_EXERCISE AIM_. Copy each line of the records that contains the word "placeholder".

_ENTRIES_.
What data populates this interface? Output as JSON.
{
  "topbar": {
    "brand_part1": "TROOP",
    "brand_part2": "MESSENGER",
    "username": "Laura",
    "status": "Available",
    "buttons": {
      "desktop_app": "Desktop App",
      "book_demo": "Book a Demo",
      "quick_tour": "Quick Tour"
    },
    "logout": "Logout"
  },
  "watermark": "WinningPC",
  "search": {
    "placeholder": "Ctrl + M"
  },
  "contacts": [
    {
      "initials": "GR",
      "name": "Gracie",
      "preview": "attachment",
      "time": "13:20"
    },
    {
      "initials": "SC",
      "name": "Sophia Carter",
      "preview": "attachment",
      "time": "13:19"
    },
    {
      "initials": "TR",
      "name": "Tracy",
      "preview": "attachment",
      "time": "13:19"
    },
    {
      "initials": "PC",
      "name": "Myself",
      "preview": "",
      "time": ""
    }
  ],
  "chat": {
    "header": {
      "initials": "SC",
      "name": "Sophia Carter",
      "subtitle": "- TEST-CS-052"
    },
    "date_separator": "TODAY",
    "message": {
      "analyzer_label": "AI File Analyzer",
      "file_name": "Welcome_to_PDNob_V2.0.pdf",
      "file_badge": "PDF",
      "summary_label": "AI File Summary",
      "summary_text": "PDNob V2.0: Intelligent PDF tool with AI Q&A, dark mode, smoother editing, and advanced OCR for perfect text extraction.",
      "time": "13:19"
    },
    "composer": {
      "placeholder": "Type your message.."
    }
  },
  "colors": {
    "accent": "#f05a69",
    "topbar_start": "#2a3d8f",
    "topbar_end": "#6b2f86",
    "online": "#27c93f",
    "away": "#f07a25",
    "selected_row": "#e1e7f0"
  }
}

_WRITTEN SOLUTION_.
    "placeholder": "Ctrl + M"
      "placeholder": "Type your message.."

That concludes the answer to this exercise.